* **STATED TASK**
Repeat each entry as written, dropping any picture you find.

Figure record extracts

****

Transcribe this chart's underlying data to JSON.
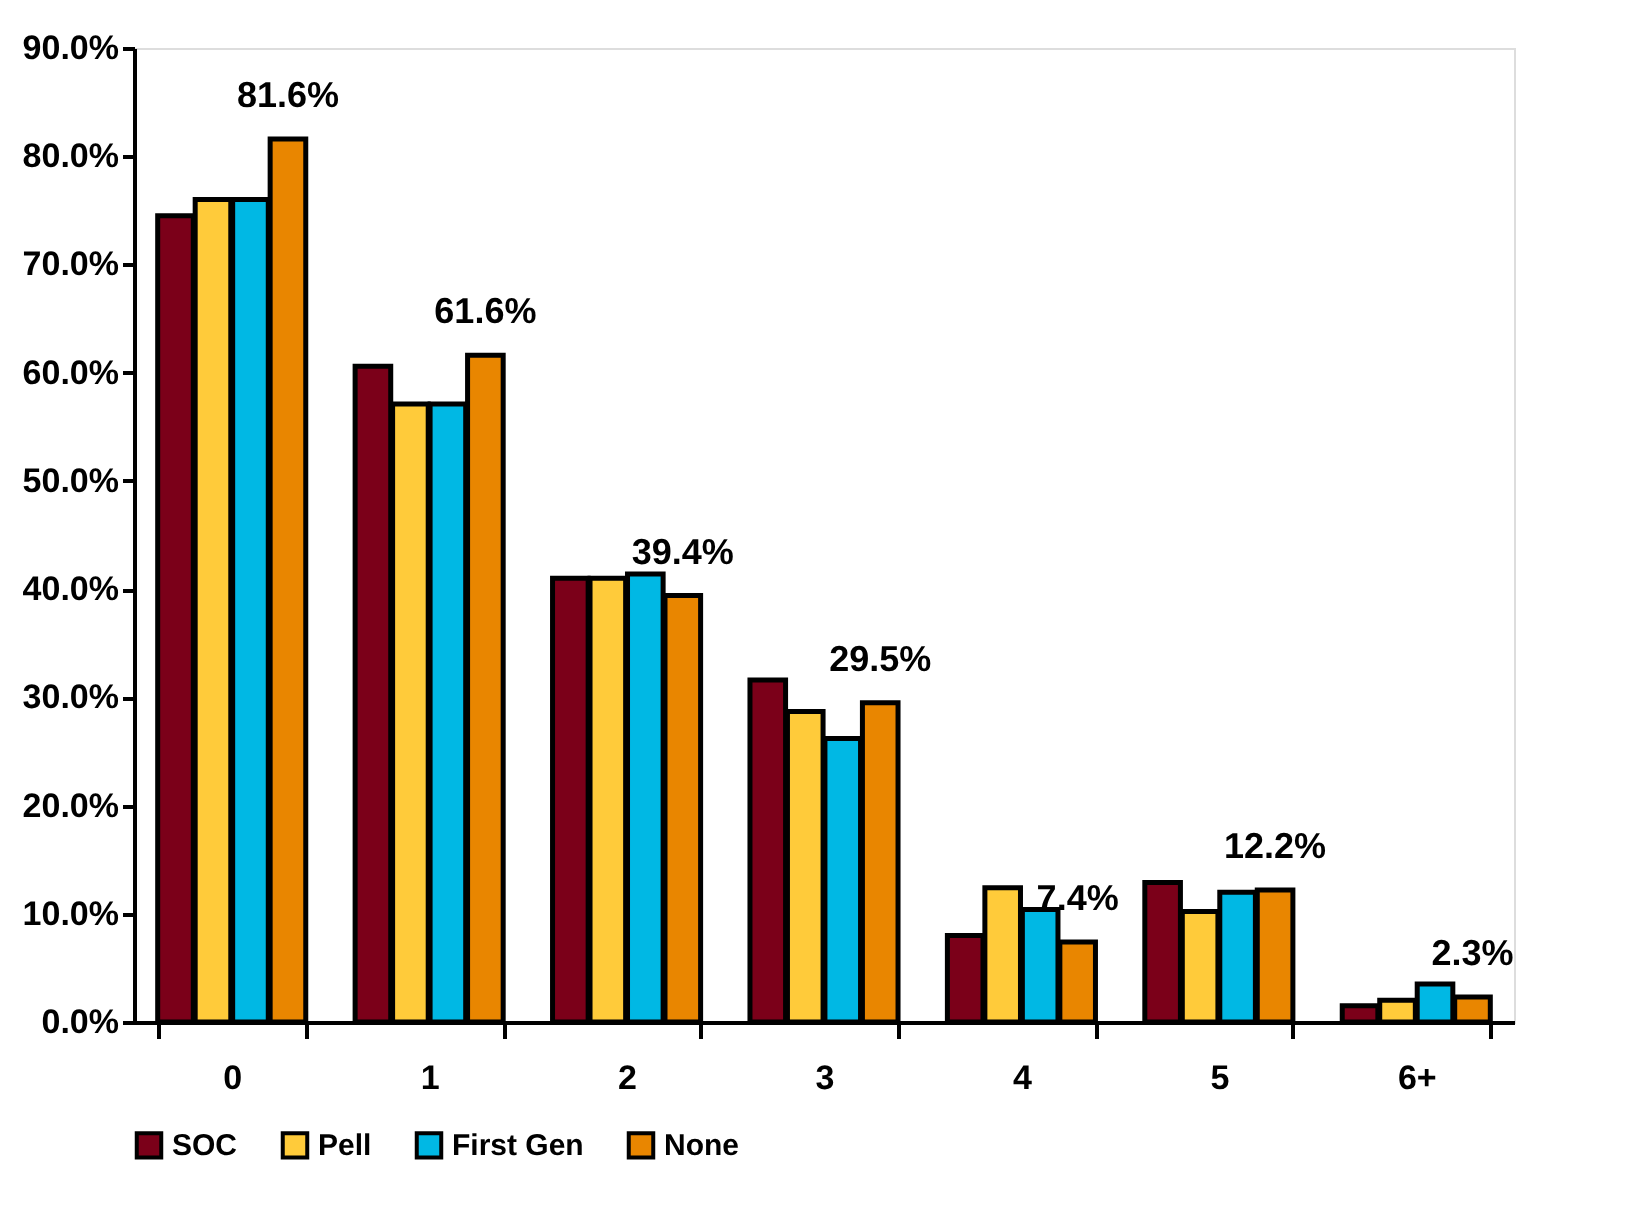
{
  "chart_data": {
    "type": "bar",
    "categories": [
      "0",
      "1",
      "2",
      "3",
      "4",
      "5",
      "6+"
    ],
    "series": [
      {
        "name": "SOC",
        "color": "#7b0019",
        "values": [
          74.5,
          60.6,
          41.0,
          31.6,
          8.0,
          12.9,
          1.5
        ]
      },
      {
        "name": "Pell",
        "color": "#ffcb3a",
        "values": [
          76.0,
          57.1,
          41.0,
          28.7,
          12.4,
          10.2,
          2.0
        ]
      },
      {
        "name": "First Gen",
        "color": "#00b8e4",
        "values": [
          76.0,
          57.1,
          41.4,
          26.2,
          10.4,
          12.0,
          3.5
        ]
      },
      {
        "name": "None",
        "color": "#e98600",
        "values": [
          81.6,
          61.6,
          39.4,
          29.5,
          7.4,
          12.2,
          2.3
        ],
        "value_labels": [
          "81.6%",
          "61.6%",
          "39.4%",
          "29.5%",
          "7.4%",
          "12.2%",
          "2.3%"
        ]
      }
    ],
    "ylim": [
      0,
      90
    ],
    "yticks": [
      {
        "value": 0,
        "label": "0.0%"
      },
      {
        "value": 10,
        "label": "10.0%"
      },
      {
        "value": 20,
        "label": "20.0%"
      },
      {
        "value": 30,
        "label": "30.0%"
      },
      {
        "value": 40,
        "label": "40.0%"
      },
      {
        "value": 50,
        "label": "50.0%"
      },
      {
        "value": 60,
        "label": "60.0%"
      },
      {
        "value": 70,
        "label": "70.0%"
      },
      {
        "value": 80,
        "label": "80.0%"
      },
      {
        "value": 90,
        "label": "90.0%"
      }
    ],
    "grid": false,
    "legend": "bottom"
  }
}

****

* **ANSWER IN FULL**
Transcribe this chart's underlying data to JSON.
{
  "chart_data": {
    "type": "bar",
    "categories": [
      "0",
      "1",
      "2",
      "3",
      "4",
      "5",
      "6+"
    ],
    "series": [
      {
        "name": "SOC",
        "color": "#7b0019",
        "values": [
          74.5,
          60.6,
          41.0,
          31.6,
          8.0,
          12.9,
          1.5
        ]
      },
      {
        "name": "Pell",
        "color": "#ffcb3a",
        "values": [
          76.0,
          57.1,
          41.0,
          28.7,
          12.4,
          10.2,
          2.0
        ]
      },
      {
        "name": "First Gen",
        "color": "#00b8e4",
        "values": [
          76.0,
          57.1,
          41.4,
          26.2,
          10.4,
          12.0,
          3.5
        ]
      },
      {
        "name": "None",
        "color": "#e98600",
        "values": [
          81.6,
          61.6,
          39.4,
          29.5,
          7.4,
          12.2,
          2.3
        ],
        "value_labels": [
          "81.6%",
          "61.6%",
          "39.4%",
          "29.5%",
          "7.4%",
          "12.2%",
          "2.3%"
        ]
      }
    ],
    "ylim": [
      0,
      90
    ],
    "yticks": [
      {
        "value": 0,
        "label": "0.0%"
      },
      {
        "value": 10,
        "label": "10.0%"
      },
      {
        "value": 20,
        "label": "20.0%"
      },
      {
        "value": 30,
        "label": "30.0%"
      },
      {
        "value": 40,
        "label": "40.0%"
      },
      {
        "value": 50,
        "label": "50.0%"
      },
      {
        "value": 60,
        "label": "60.0%"
      },
      {
        "value": 70,
        "label": "70.0%"
      },
      {
        "value": 80,
        "label": "80.0%"
      },
      {
        "value": 90,
        "label": "90.0%"
      }
    ],
    "grid": false,
    "legend": "bottom"
  }
}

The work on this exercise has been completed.